Task data
[Start]

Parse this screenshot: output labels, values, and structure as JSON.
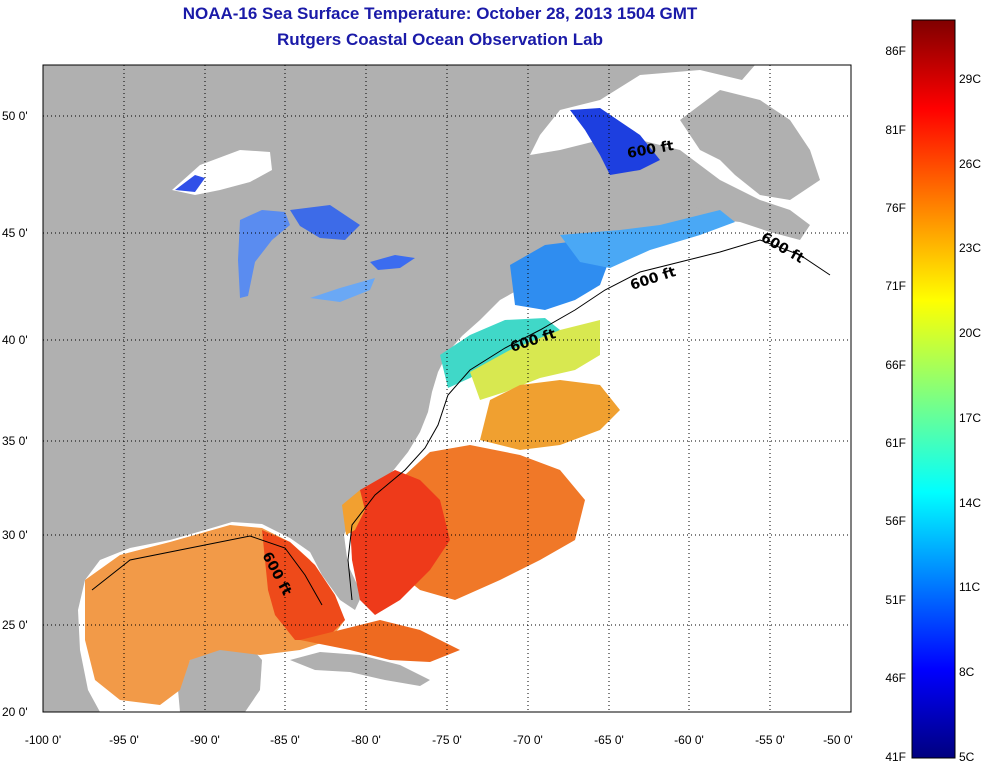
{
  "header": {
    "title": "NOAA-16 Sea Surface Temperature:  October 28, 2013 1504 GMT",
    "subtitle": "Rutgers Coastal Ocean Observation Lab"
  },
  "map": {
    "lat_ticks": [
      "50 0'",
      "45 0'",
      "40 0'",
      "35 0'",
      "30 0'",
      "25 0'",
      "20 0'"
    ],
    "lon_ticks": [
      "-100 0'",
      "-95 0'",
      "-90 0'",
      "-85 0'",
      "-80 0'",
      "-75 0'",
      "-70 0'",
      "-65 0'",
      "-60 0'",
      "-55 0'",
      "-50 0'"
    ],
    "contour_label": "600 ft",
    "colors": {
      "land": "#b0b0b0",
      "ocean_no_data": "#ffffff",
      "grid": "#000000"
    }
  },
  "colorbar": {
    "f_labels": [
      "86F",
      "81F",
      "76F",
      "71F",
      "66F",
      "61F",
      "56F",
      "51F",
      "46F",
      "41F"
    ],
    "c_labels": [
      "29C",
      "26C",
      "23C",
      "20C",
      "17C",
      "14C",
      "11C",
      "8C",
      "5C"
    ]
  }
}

[End]
[Start]

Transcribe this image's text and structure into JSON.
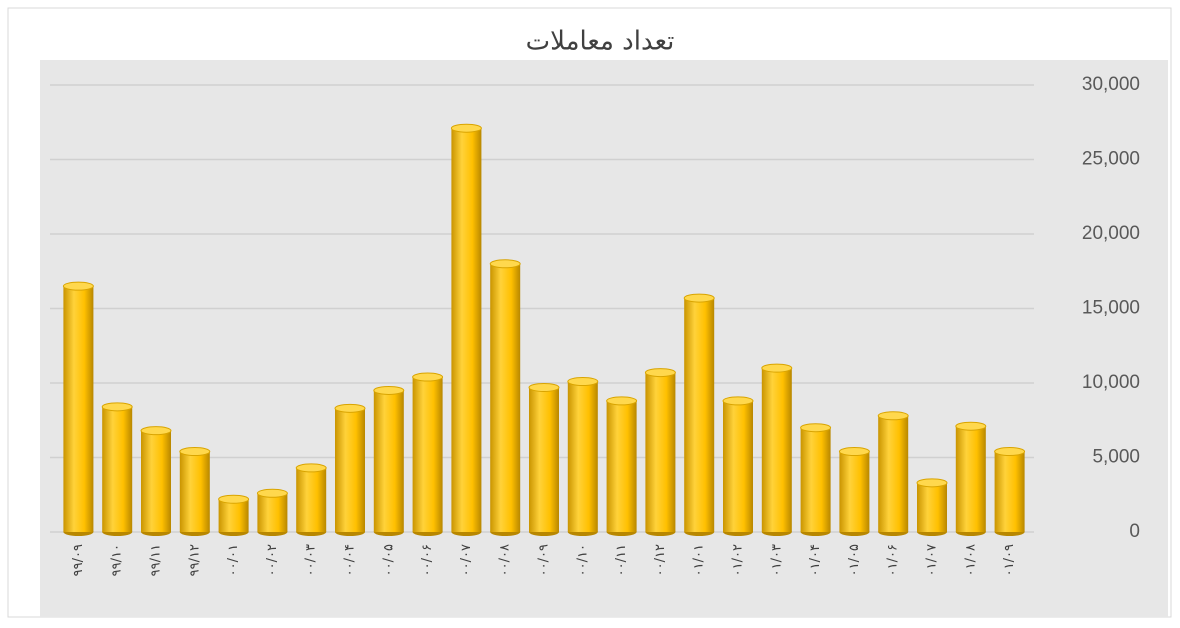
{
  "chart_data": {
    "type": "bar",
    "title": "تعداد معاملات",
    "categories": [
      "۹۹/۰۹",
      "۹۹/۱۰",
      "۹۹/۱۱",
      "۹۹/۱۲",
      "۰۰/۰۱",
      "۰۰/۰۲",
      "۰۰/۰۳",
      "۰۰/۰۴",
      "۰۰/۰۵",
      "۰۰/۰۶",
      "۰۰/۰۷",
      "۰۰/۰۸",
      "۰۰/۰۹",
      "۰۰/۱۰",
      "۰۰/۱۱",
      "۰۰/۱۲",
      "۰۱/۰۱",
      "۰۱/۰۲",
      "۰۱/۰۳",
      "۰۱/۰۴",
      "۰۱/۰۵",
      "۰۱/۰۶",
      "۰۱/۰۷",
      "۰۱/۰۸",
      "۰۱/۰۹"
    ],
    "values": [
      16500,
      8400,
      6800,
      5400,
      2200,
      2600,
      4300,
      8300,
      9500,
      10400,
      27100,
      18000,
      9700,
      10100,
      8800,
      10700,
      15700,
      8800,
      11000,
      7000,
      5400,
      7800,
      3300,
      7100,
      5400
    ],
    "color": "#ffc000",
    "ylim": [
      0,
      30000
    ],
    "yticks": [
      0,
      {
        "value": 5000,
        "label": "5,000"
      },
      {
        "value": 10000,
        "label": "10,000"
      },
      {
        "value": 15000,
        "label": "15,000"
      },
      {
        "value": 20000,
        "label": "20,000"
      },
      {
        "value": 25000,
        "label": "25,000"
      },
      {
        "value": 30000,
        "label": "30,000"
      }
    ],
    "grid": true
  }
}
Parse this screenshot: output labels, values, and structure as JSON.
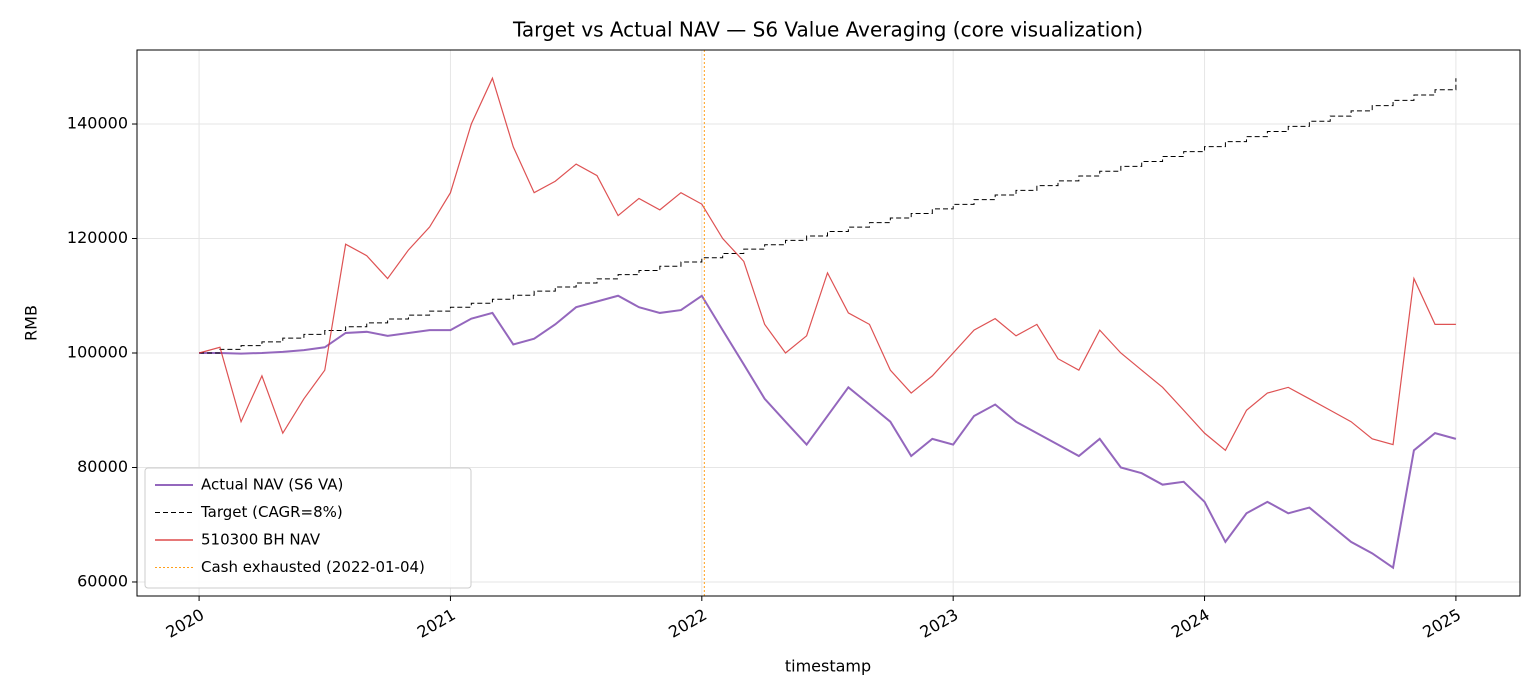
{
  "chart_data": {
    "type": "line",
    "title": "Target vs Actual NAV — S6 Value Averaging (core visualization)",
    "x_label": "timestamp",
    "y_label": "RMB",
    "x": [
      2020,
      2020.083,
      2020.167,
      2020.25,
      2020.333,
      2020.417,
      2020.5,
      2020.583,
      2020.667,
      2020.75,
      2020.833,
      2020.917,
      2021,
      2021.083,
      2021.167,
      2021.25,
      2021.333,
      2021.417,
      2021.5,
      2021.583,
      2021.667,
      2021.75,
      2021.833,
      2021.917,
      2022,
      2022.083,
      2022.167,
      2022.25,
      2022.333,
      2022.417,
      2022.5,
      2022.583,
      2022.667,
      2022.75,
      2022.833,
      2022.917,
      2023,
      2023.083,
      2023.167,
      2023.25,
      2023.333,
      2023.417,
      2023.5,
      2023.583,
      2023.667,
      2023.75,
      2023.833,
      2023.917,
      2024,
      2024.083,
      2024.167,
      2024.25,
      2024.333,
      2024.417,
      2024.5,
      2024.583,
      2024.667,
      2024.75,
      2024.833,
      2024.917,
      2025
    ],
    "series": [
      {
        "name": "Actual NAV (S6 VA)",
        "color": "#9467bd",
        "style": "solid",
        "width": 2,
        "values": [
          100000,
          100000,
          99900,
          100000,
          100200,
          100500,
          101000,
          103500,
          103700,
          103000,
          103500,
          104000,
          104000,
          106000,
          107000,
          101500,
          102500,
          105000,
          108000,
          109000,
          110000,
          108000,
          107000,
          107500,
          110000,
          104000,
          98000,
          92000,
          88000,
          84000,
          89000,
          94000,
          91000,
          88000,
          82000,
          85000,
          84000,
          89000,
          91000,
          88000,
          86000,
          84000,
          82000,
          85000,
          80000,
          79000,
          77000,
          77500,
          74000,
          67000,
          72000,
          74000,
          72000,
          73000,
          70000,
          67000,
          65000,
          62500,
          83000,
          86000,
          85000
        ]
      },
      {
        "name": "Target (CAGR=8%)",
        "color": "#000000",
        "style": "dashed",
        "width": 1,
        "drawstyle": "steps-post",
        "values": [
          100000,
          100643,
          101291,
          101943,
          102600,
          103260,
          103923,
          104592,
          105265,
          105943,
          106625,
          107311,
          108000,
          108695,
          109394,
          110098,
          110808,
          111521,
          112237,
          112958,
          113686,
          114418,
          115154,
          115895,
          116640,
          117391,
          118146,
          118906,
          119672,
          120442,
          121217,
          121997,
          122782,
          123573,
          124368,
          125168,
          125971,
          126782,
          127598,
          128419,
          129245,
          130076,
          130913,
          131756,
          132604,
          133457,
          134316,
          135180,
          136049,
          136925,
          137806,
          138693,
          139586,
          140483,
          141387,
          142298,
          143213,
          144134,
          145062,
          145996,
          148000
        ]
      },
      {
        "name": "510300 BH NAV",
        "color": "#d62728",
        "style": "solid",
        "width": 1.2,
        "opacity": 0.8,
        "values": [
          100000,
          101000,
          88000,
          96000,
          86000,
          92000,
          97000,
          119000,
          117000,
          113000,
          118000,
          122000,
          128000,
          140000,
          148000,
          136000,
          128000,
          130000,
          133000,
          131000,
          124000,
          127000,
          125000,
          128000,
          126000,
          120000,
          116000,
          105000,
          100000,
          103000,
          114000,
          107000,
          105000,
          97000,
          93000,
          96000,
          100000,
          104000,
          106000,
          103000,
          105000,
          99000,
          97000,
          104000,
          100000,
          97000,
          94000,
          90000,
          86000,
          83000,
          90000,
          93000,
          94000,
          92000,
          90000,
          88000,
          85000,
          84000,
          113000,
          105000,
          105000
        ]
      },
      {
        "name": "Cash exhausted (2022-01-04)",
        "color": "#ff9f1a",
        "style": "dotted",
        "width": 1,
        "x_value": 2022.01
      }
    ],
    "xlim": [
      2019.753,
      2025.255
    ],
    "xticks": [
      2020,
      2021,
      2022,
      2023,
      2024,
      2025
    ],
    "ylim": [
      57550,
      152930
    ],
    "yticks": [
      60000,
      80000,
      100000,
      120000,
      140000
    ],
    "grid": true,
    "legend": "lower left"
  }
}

[End]

What is being asked
From the data above, copy each line where the string "Actual" appears.

Complete response
    "title": "Target vs Actual NAV — S6 Value Averaging (core visualization)",
        "name": "Actual NAV (S6 VA)",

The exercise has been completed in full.